### Your instructions
Please return every line in the entries below with the word "rutiner" in it.

Start of Records shown

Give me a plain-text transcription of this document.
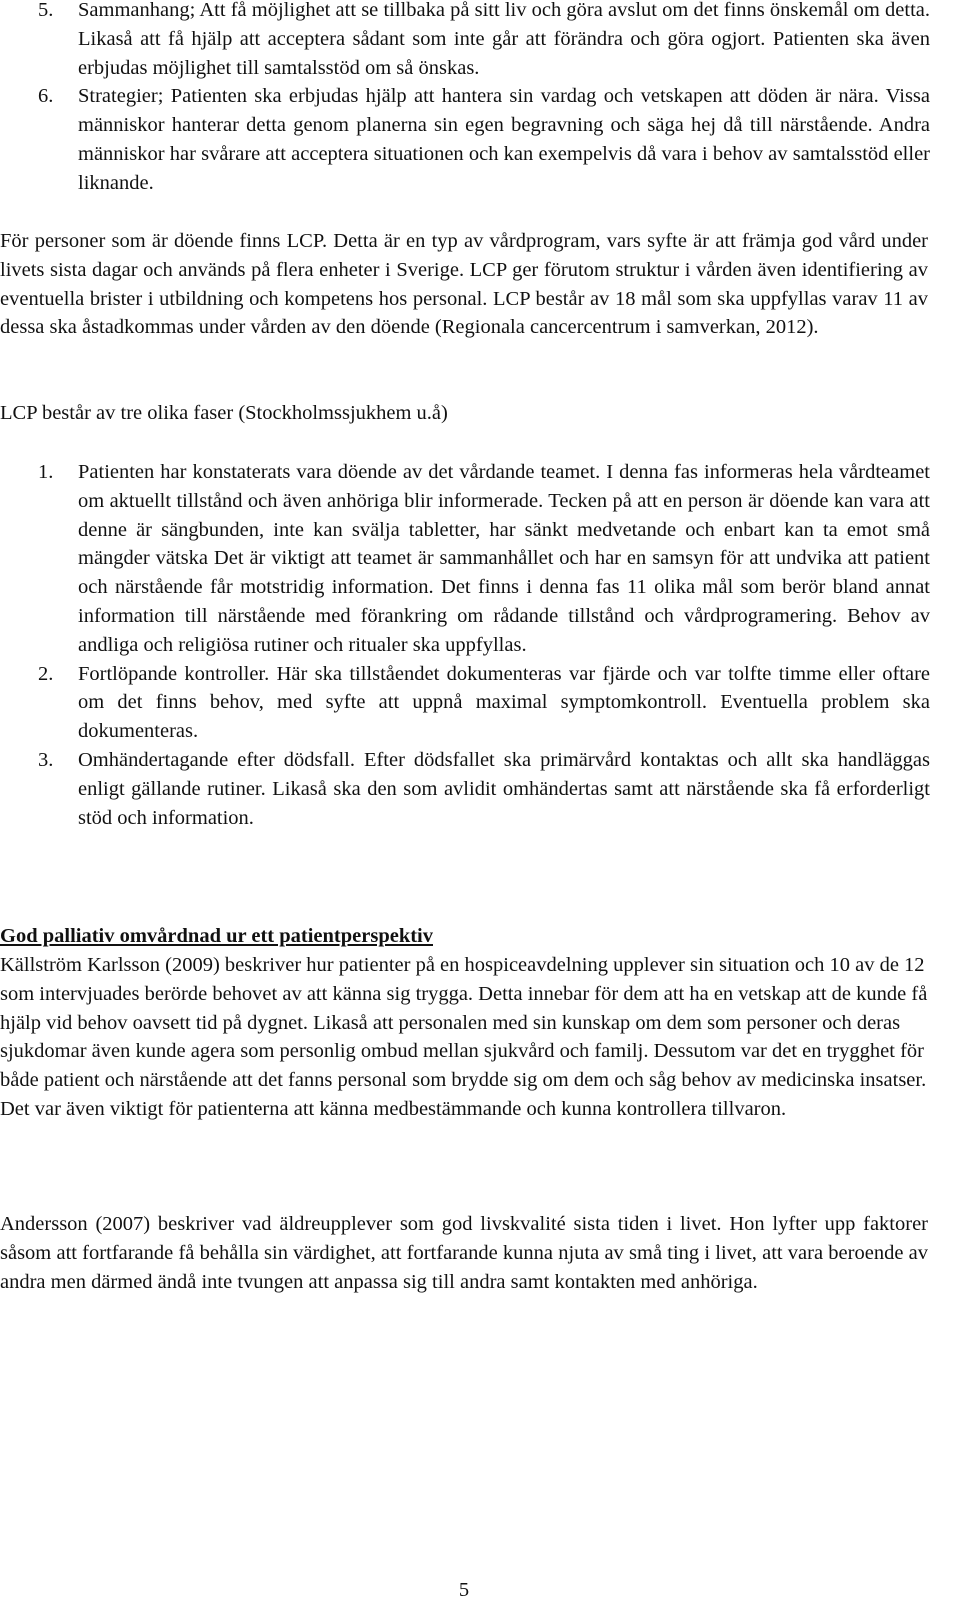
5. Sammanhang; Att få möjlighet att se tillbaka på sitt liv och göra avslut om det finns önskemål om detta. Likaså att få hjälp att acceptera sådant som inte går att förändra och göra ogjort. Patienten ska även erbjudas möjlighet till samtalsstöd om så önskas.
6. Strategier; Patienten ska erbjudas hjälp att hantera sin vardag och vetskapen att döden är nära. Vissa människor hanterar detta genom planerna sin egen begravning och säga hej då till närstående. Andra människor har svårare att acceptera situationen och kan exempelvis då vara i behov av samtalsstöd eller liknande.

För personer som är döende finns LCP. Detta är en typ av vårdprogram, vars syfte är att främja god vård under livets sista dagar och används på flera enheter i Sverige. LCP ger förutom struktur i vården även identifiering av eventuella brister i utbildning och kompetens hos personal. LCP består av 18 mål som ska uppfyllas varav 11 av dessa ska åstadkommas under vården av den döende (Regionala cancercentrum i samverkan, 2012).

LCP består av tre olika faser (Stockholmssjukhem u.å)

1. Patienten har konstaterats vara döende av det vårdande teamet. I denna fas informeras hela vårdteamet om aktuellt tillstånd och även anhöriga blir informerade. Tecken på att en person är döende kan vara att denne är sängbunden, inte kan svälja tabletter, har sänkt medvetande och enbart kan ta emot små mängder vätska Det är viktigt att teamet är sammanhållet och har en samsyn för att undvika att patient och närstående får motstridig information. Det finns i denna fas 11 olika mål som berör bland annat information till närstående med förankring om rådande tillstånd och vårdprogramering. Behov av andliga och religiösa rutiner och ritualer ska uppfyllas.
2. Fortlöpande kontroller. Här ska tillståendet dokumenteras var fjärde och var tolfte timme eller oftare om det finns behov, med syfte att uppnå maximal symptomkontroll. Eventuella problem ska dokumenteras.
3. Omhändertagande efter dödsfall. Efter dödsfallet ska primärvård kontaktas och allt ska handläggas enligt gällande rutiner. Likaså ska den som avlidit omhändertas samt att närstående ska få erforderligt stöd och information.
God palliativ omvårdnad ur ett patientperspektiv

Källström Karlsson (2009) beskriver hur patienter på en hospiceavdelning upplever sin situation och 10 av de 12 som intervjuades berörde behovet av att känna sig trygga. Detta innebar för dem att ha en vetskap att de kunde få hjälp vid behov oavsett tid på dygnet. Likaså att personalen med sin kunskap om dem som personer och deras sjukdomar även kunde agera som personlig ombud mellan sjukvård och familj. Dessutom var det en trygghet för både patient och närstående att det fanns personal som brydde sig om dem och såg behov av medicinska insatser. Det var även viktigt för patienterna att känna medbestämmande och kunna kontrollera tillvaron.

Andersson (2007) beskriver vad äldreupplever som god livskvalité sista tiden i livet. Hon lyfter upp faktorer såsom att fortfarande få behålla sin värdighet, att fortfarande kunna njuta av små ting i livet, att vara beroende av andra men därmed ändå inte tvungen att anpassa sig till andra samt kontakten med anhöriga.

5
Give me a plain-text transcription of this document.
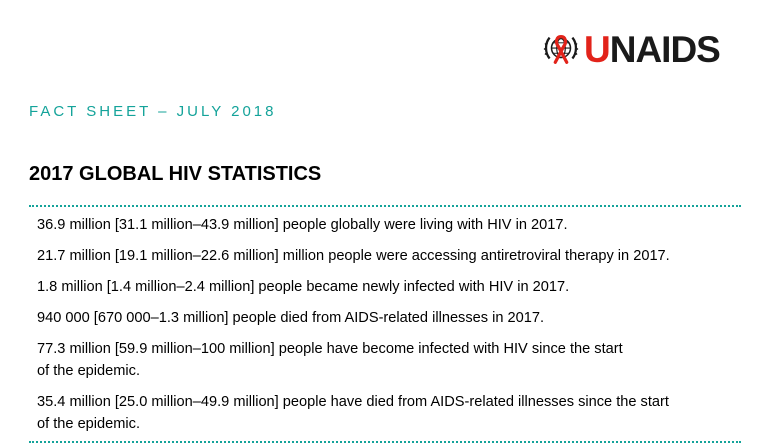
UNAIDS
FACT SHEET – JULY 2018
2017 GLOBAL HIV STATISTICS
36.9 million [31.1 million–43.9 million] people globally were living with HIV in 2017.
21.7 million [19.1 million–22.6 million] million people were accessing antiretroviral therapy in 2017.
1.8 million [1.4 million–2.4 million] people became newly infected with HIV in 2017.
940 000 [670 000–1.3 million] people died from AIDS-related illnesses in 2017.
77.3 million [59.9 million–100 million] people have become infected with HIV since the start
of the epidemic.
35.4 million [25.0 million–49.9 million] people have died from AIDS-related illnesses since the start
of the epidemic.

End of Records shown

### Your solution
1. Patienten har konstaterats vara döende av det vårdande teamet. I denna fas informeras hela vårdteamet om aktuellt tillstånd och även anhöriga blir informerade. Tecken på att en person är döende kan vara att denne är sängbunden, inte kan svälja tabletter, har sänkt medvetande och enbart kan ta emot små mängder vätska Det är viktigt att teamet är sammanhållet och har en samsyn för att undvika att patient och närstående får motstridig information. Det finns i denna fas 11 olika mål som berör bland annat information till närstående med förankring om rådande tillstånd och vårdprogramering. Behov av andliga och religiösa rutiner och ritualer ska uppfyllas.
3. Omhändertagande efter dödsfall. Efter dödsfallet ska primärvård kontaktas och allt ska handläggas enligt gällande rutiner. Likaså ska den som avlidit omhändertas samt att närstående ska få erforderligt stöd och information.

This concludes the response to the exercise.